[TASK REQUIREMENTS]:
Can you write out all the lines word for word, with no pictures?

** Start **

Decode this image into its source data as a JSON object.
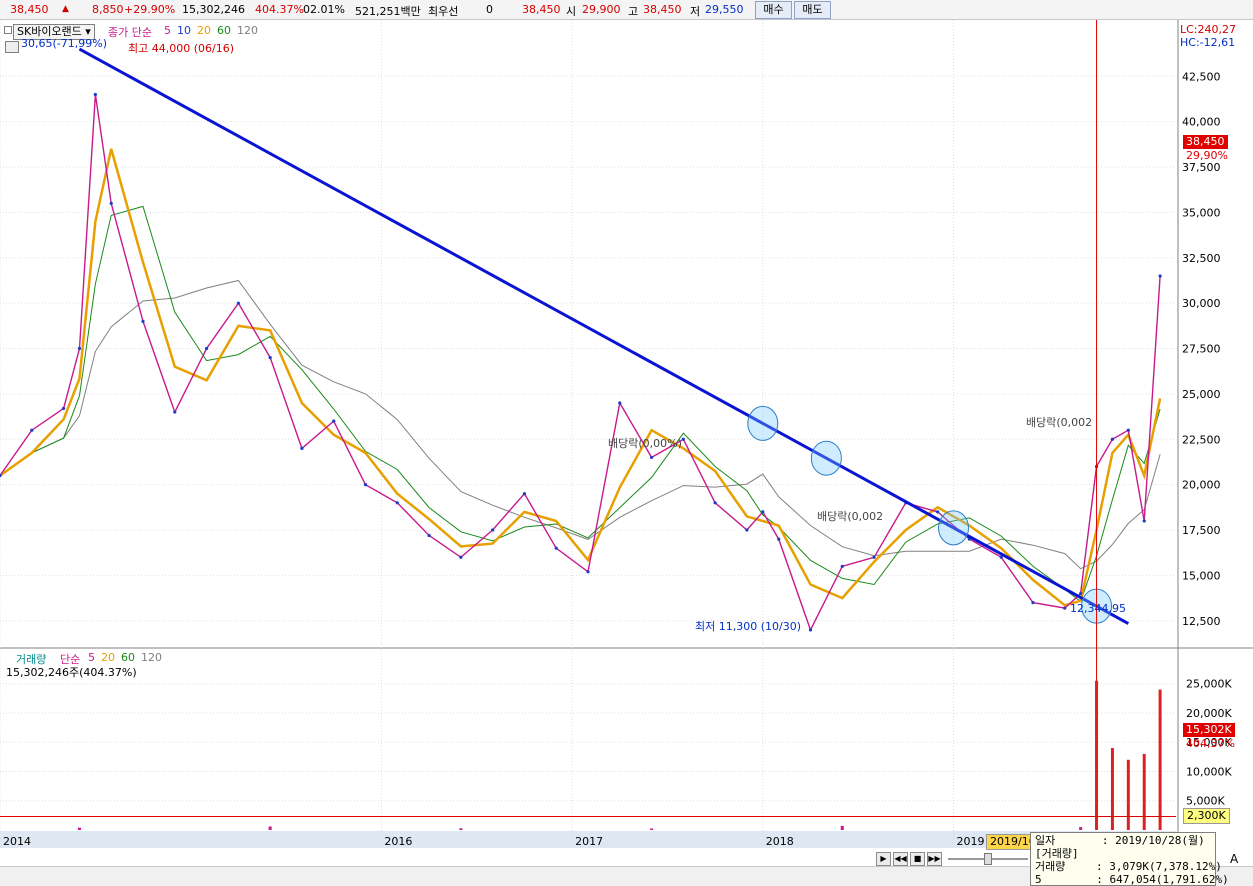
{
  "topbar": {
    "price": "38,450",
    "change": "8,850",
    "change_pct": "+29.90%",
    "volume": "15,302,246",
    "volume_ratio": "404.37%",
    "turnover_ratio": "02.01%",
    "amount": "521,251백만",
    "best_bid_label": "최우선",
    "best_bid_qty": "0",
    "best_price": "38,450",
    "open_label": "시",
    "open": "29,900",
    "high_label": "고",
    "high": "38,450",
    "low_label": "저",
    "low": "29,550",
    "buy_button": "매수",
    "sell_button": "매도"
  },
  "price_legend": {
    "stock_name": "SK바이오랜드",
    "ma_label": "종가 단순",
    "periods": [
      "5",
      "10",
      "20",
      "60",
      "120"
    ],
    "period_colors": [
      "#c81a8c",
      "#1c3cc8",
      "#e8a000",
      "#1a8a1a",
      "#808080"
    ]
  },
  "volume_legend": {
    "label": "거래량",
    "ma_label": "단순",
    "periods": [
      "5",
      "20",
      "60",
      "120"
    ],
    "period_colors": [
      "#c81a8c",
      "#e8a000",
      "#1a8a1a",
      "#808080"
    ],
    "current": "15,302,246주(404.37%)"
  },
  "annotations": {
    "high_ratio": "30,65(-71,99%)",
    "high": "최고 44,000 (06/16)",
    "low": "최저 11,300 (10/30)",
    "trend_end": "12,344,95",
    "dividend": "배당락(0,00%)",
    "dividend_2": "배당락(0,002",
    "dividend_3": "배당락(0,002",
    "lc": "LC:240,27",
    "hc": "HC:-12,61",
    "last_price": "38,450",
    "last_pct": "29,90%",
    "last_volume": "15,302K",
    "last_volume_pct": "404,37%",
    "volume_ma_value": "2,300K"
  },
  "tooltip": {
    "date_label": "일자",
    "date_value": ": 2019/10/28(월)",
    "section": "[거래량]",
    "row1_label": "거래량",
    "row1_value": ": 3,079K(7,378.12%)",
    "row2_label": "5",
    "row2_value": ": 647,054(1,791.62%)"
  },
  "cursor_date": "2019/10",
  "chart_data": [
    {
      "type": "line",
      "name": "price",
      "x": [
        "2014-01",
        "2014-03",
        "2014-05",
        "2014-06",
        "2014-07",
        "2014-08",
        "2014-10",
        "2014-12",
        "2015-02",
        "2015-04",
        "2015-06",
        "2015-08",
        "2015-10",
        "2015-12",
        "2016-02",
        "2016-04",
        "2016-06",
        "2016-08",
        "2016-10",
        "2016-12",
        "2017-02",
        "2017-04",
        "2017-06",
        "2017-08",
        "2017-10",
        "2017-12",
        "2018-01",
        "2018-02",
        "2018-04",
        "2018-06",
        "2018-08",
        "2018-10",
        "2018-12",
        "2019-02",
        "2019-04",
        "2019-06",
        "2019-08",
        "2019-09",
        "2019-10",
        "2019-11",
        "2019-12",
        "2020-01",
        "2020-02"
      ],
      "y": [
        20500,
        23000,
        24200,
        27500,
        41500,
        35500,
        29000,
        24000,
        27500,
        30000,
        27000,
        22000,
        23500,
        20000,
        19000,
        17200,
        16000,
        17500,
        19500,
        16500,
        15200,
        24500,
        21500,
        22500,
        19000,
        17500,
        18500,
        17000,
        12000,
        15500,
        16000,
        19000,
        18500,
        17000,
        16000,
        13500,
        13200,
        14000,
        21000,
        22500,
        23000,
        18000,
        31500
      ],
      "ylim": [
        11000,
        44500
      ],
      "yticks": [
        12500,
        15000,
        17500,
        20000,
        22500,
        25000,
        27500,
        30000,
        32500,
        35000,
        37500,
        40000,
        42500
      ],
      "ytick_labels": [
        "12,500",
        "15,000",
        "17,500",
        "20,000",
        "22,500",
        "25,000",
        "27,500",
        "30,000",
        "32,500",
        "35,000",
        "37,500",
        "40,000",
        "42,500"
      ],
      "xlabels": [
        "2014",
        "2016",
        "2017",
        "2018",
        "2019"
      ]
    },
    {
      "type": "line",
      "name": "trendline",
      "x": [
        "2014-06",
        "2019-12"
      ],
      "y": [
        44000,
        12345
      ]
    },
    {
      "type": "bar",
      "name": "volume",
      "categories": [
        "2014",
        "2015",
        "2016",
        "2017",
        "2018",
        "2019-09",
        "2019-10",
        "2019-11",
        "2019-12",
        "2020-01",
        "2020-02"
      ],
      "values": [
        400,
        600,
        300,
        250,
        700,
        500,
        25500,
        14000,
        12000,
        13000,
        24000
      ],
      "ylim": [
        0,
        27000
      ],
      "yticks": [
        5000,
        10000,
        15000,
        20000,
        25000
      ],
      "ytick_labels": [
        "5,000K",
        "10,000K",
        "15,000K",
        "20,000K",
        "25,000K"
      ]
    }
  ]
}
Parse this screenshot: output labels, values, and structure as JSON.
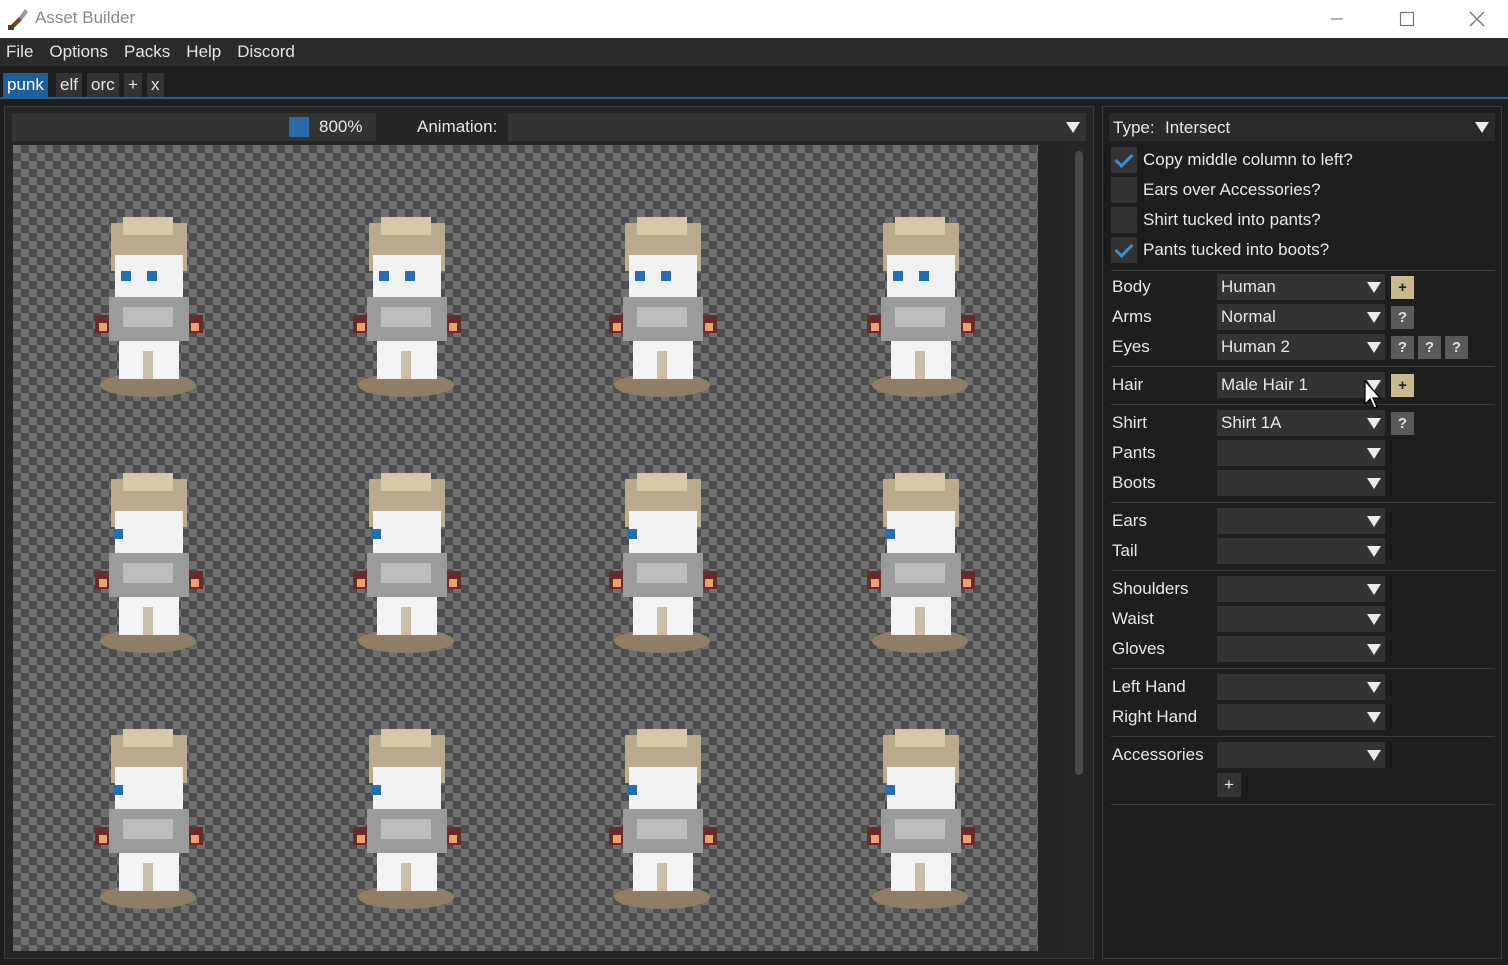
{
  "window": {
    "title": "Asset Builder"
  },
  "menu": [
    "File",
    "Options",
    "Packs",
    "Help",
    "Discord"
  ],
  "tabs": [
    "punk",
    "elf",
    "orc",
    "+",
    "x"
  ],
  "preview": {
    "zoom": "800%",
    "zoom_swatch_color": "#2f6aa6",
    "animation_label": "Animation:",
    "animation_value": ""
  },
  "settings": {
    "type_label": "Type:",
    "type_value": "Intersect",
    "options": [
      {
        "label": "Copy middle column to left?",
        "checked": true
      },
      {
        "label": "Ears over Accessories?",
        "checked": false
      },
      {
        "label": "Shirt tucked into pants?",
        "checked": false
      },
      {
        "label": "Pants tucked into boots?",
        "checked": true
      }
    ]
  },
  "slots": {
    "body": {
      "label": "Body",
      "value": "Human",
      "buttons": [
        "+"
      ]
    },
    "arms": {
      "label": "Arms",
      "value": "Normal",
      "buttons": [
        "?"
      ]
    },
    "eyes": {
      "label": "Eyes",
      "value": "Human 2",
      "buttons": [
        "?",
        "?",
        "?"
      ]
    },
    "hair": {
      "label": "Hair",
      "value": "Male Hair 1",
      "buttons": [
        "+"
      ]
    },
    "shirt": {
      "label": "Shirt",
      "value": "Shirt 1A",
      "buttons": [
        "?"
      ]
    },
    "pants": {
      "label": "Pants",
      "value": ""
    },
    "boots": {
      "label": "Boots",
      "value": ""
    },
    "ears": {
      "label": "Ears",
      "value": ""
    },
    "tail": {
      "label": "Tail",
      "value": ""
    },
    "shoulders": {
      "label": "Shoulders",
      "value": ""
    },
    "waist": {
      "label": "Waist",
      "value": ""
    },
    "gloves": {
      "label": "Gloves",
      "value": ""
    },
    "left_hand": {
      "label": "Left Hand",
      "value": ""
    },
    "right_hand": {
      "label": "Right Hand",
      "value": ""
    },
    "accessories": {
      "label": "Accessories",
      "value": "",
      "add_label": "+"
    }
  },
  "colors": {
    "accent": "#1f5f9a",
    "checkmark": "#3a8fd6",
    "plus_button": "#cbb98f"
  }
}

** End **

[PROBLEM SOLUTION]:
Decode this image into its source data as a JSON object.
{
  "topbar": {
    "price": "38,450",
    "change": "8,850",
    "change_pct": "+29.90%",
    "volume": "15,302,246",
    "volume_ratio": "404.37%",
    "turnover_ratio": "02.01%",
    "amount": "521,251백만",
    "best_bid_label": "최우선",
    "best_bid_qty": "0",
    "best_price": "38,450",
    "open_label": "시",
    "open": "29,900",
    "high_label": "고",
    "high": "38,450",
    "low_label": "저",
    "low": "29,550",
    "buy_button": "매수",
    "sell_button": "매도"
  },
  "price_legend": {
    "stock_name": "SK바이오랜드",
    "ma_label": "종가 단순",
    "periods": [
      "5",
      "10",
      "20",
      "60",
      "120"
    ],
    "period_colors": [
      "#c81a8c",
      "#1c3cc8",
      "#e8a000",
      "#1a8a1a",
      "#808080"
    ]
  },
  "volume_legend": {
    "label": "거래량",
    "ma_label": "단순",
    "periods": [
      "5",
      "20",
      "60",
      "120"
    ],
    "period_colors": [
      "#c81a8c",
      "#e8a000",
      "#1a8a1a",
      "#808080"
    ],
    "current": "15,302,246주(404.37%)"
  },
  "annotations": {
    "high_ratio": "30,65(-71,99%)",
    "high": "최고 44,000 (06/16)",
    "low": "최저 11,300 (10/30)",
    "trend_end": "12,344,95",
    "dividend": "배당락(0,00%)",
    "dividend_2": "배당락(0,002",
    "dividend_3": "배당락(0,002",
    "lc": "LC:240,27",
    "hc": "HC:-12,61",
    "last_price": "38,450",
    "last_pct": "29,90%",
    "last_volume": "15,302K",
    "last_volume_pct": "404,37%",
    "volume_ma_value": "2,300K"
  },
  "tooltip": {
    "date_label": "일자",
    "date_value": ": 2019/10/28(월)",
    "section": "[거래량]",
    "row1_label": "거래량",
    "row1_value": ": 3,079K(7,378.12%)",
    "row2_label": "5",
    "row2_value": ": 647,054(1,791.62%)"
  },
  "cursor_date": "2019/10",
  "chart_data": [
    {
      "type": "line",
      "name": "price",
      "x": [
        "2014-01",
        "2014-03",
        "2014-05",
        "2014-06",
        "2014-07",
        "2014-08",
        "2014-10",
        "2014-12",
        "2015-02",
        "2015-04",
        "2015-06",
        "2015-08",
        "2015-10",
        "2015-12",
        "2016-02",
        "2016-04",
        "2016-06",
        "2016-08",
        "2016-10",
        "2016-12",
        "2017-02",
        "2017-04",
        "2017-06",
        "2017-08",
        "2017-10",
        "2017-12",
        "2018-01",
        "2018-02",
        "2018-04",
        "2018-06",
        "2018-08",
        "2018-10",
        "2018-12",
        "2019-02",
        "2019-04",
        "2019-06",
        "2019-08",
        "2019-09",
        "2019-10",
        "2019-11",
        "2019-12",
        "2020-01",
        "2020-02"
      ],
      "y": [
        20500,
        23000,
        24200,
        27500,
        41500,
        35500,
        29000,
        24000,
        27500,
        30000,
        27000,
        22000,
        23500,
        20000,
        19000,
        17200,
        16000,
        17500,
        19500,
        16500,
        15200,
        24500,
        21500,
        22500,
        19000,
        17500,
        18500,
        17000,
        12000,
        15500,
        16000,
        19000,
        18500,
        17000,
        16000,
        13500,
        13200,
        14000,
        21000,
        22500,
        23000,
        18000,
        31500
      ],
      "ylim": [
        11000,
        44500
      ],
      "yticks": [
        12500,
        15000,
        17500,
        20000,
        22500,
        25000,
        27500,
        30000,
        32500,
        35000,
        37500,
        40000,
        42500
      ],
      "ytick_labels": [
        "12,500",
        "15,000",
        "17,500",
        "20,000",
        "22,500",
        "25,000",
        "27,500",
        "30,000",
        "32,500",
        "35,000",
        "37,500",
        "40,000",
        "42,500"
      ],
      "xlabels": [
        "2014",
        "2016",
        "2017",
        "2018",
        "2019"
      ]
    },
    {
      "type": "line",
      "name": "trendline",
      "x": [
        "2014-06",
        "2019-12"
      ],
      "y": [
        44000,
        12345
      ]
    },
    {
      "type": "bar",
      "name": "volume",
      "categories": [
        "2014",
        "2015",
        "2016",
        "2017",
        "2018",
        "2019-09",
        "2019-10",
        "2019-11",
        "2019-12",
        "2020-01",
        "2020-02"
      ],
      "values": [
        400,
        600,
        300,
        250,
        700,
        500,
        25500,
        14000,
        12000,
        13000,
        24000
      ],
      "ylim": [
        0,
        27000
      ],
      "yticks": [
        5000,
        10000,
        15000,
        20000,
        25000
      ],
      "ytick_labels": [
        "5,000K",
        "10,000K",
        "15,000K",
        "20,000K",
        "25,000K"
      ]
    }
  ]
}
Parse this screenshot: output labels, values, and structure as JSON.
{
  "window": {
    "title": "Asset Builder"
  },
  "menu": [
    "File",
    "Options",
    "Packs",
    "Help",
    "Discord"
  ],
  "tabs": [
    "punk",
    "elf",
    "orc",
    "+",
    "x"
  ],
  "preview": {
    "zoom": "800%",
    "zoom_swatch_color": "#2f6aa6",
    "animation_label": "Animation:",
    "animation_value": ""
  },
  "settings": {
    "type_label": "Type:",
    "type_value": "Intersect",
    "options": [
      {
        "label": "Copy middle column to left?",
        "checked": true
      },
      {
        "label": "Ears over Accessories?",
        "checked": false
      },
      {
        "label": "Shirt tucked into pants?",
        "checked": false
      },
      {
        "label": "Pants tucked into boots?",
        "checked": true
      }
    ]
  },
  "slots": {
    "body": {
      "label": "Body",
      "value": "Human",
      "buttons": [
        "+"
      ]
    },
    "arms": {
      "label": "Arms",
      "value": "Normal",
      "buttons": [
        "?"
      ]
    },
    "eyes": {
      "label": "Eyes",
      "value": "Human 2",
      "buttons": [
        "?",
        "?",
        "?"
      ]
    },
    "hair": {
      "label": "Hair",
      "value": "Male Hair 1",
      "buttons": [
        "+"
      ]
    },
    "shirt": {
      "label": "Shirt",
      "value": "Shirt 1A",
      "buttons": [
        "?"
      ]
    },
    "pants": {
      "label": "Pants",
      "value": ""
    },
    "boots": {
      "label": "Boots",
      "value": ""
    },
    "ears": {
      "label": "Ears",
      "value": ""
    },
    "tail": {
      "label": "Tail",
      "value": ""
    },
    "shoulders": {
      "label": "Shoulders",
      "value": ""
    },
    "waist": {
      "label": "Waist",
      "value": ""
    },
    "gloves": {
      "label": "Gloves",
      "value": ""
    },
    "left_hand": {
      "label": "Left Hand",
      "value": ""
    },
    "right_hand": {
      "label": "Right Hand",
      "value": ""
    },
    "accessories": {
      "label": "Accessories",
      "value": "",
      "add_label": "+"
    }
  },
  "colors": {
    "accent": "#1f5f9a",
    "checkmark": "#3a8fd6",
    "plus_button": "#cbb98f"
  }
}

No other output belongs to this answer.